▸ **AIM OF THE TASK**
Can you quote the lines below exactly, starting at the line with "Serialize everything readable" and going through the last one?

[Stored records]
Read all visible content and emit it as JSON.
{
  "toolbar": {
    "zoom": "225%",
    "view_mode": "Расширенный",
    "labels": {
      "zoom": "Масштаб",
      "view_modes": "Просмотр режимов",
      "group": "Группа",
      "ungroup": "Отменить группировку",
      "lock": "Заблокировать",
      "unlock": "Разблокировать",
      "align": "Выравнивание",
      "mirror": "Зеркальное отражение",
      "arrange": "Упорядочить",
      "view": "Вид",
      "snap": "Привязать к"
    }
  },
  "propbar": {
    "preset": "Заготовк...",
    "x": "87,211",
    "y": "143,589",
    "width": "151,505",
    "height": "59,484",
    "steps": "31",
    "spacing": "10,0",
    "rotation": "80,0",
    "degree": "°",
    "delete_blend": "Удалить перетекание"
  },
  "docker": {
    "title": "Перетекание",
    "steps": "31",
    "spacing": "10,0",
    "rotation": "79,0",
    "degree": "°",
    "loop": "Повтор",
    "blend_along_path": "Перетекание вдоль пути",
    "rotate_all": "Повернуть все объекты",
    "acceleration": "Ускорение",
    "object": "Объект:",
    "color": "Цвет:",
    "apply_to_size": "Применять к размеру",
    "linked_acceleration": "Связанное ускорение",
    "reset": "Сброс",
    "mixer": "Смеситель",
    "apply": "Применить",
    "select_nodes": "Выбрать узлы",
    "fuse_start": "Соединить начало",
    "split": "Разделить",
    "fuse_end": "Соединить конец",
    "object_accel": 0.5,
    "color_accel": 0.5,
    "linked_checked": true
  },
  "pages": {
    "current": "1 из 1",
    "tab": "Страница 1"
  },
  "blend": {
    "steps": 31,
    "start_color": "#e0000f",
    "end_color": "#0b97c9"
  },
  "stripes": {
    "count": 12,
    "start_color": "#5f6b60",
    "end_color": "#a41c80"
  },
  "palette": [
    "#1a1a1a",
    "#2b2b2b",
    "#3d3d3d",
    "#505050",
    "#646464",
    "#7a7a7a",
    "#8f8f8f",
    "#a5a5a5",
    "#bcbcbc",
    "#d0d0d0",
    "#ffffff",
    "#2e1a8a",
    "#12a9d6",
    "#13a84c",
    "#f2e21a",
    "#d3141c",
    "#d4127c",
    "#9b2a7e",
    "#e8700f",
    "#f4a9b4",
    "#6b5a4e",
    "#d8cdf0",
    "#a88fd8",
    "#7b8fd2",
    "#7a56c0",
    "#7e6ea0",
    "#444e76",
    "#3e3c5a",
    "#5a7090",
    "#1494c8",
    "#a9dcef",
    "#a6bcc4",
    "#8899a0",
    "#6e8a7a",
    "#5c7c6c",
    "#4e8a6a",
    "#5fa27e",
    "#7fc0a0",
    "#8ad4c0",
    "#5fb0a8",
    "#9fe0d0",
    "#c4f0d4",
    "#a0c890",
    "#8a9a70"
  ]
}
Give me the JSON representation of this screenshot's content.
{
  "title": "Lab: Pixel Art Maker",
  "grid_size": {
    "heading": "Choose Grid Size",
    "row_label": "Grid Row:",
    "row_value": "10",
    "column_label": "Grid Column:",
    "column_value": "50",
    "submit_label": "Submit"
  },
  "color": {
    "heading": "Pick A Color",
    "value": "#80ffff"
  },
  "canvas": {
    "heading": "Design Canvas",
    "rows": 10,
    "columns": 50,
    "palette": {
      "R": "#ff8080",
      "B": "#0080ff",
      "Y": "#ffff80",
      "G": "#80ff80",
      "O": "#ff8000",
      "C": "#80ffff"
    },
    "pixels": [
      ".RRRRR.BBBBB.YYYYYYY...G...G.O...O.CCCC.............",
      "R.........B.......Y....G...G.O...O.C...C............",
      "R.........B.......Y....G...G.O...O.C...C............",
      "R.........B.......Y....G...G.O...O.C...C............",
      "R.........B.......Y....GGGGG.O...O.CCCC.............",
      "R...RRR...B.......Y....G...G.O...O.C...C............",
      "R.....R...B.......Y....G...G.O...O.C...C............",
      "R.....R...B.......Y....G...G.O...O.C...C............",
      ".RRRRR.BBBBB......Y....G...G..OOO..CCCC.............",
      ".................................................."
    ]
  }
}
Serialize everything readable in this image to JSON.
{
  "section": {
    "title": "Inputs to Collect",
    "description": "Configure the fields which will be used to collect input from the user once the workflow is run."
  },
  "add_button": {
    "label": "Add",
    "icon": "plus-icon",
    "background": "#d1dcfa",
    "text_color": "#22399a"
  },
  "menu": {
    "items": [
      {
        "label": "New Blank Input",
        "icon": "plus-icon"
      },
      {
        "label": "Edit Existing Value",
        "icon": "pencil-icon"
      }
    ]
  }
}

▸ **SOLUTION TO THIS TASK**
Serialize everything readable in this image to JSON.
{
  "section": {
    "title": "Inputs to Collect",
    "description": "Configure the fields which will be used to collect input from the user once the workflow is run."
  },
  "add_button": {
    "label": "Add",
    "icon": "plus-icon",
    "background": "#d1dcfa",
    "text_color": "#22399a"
  },
  "menu": {
    "items": [
      {
        "label": "New Blank Input",
        "icon": "plus-icon"
      },
      {
        "label": "Edit Existing Value",
        "icon": "pencil-icon"
      }
    ]
  }
}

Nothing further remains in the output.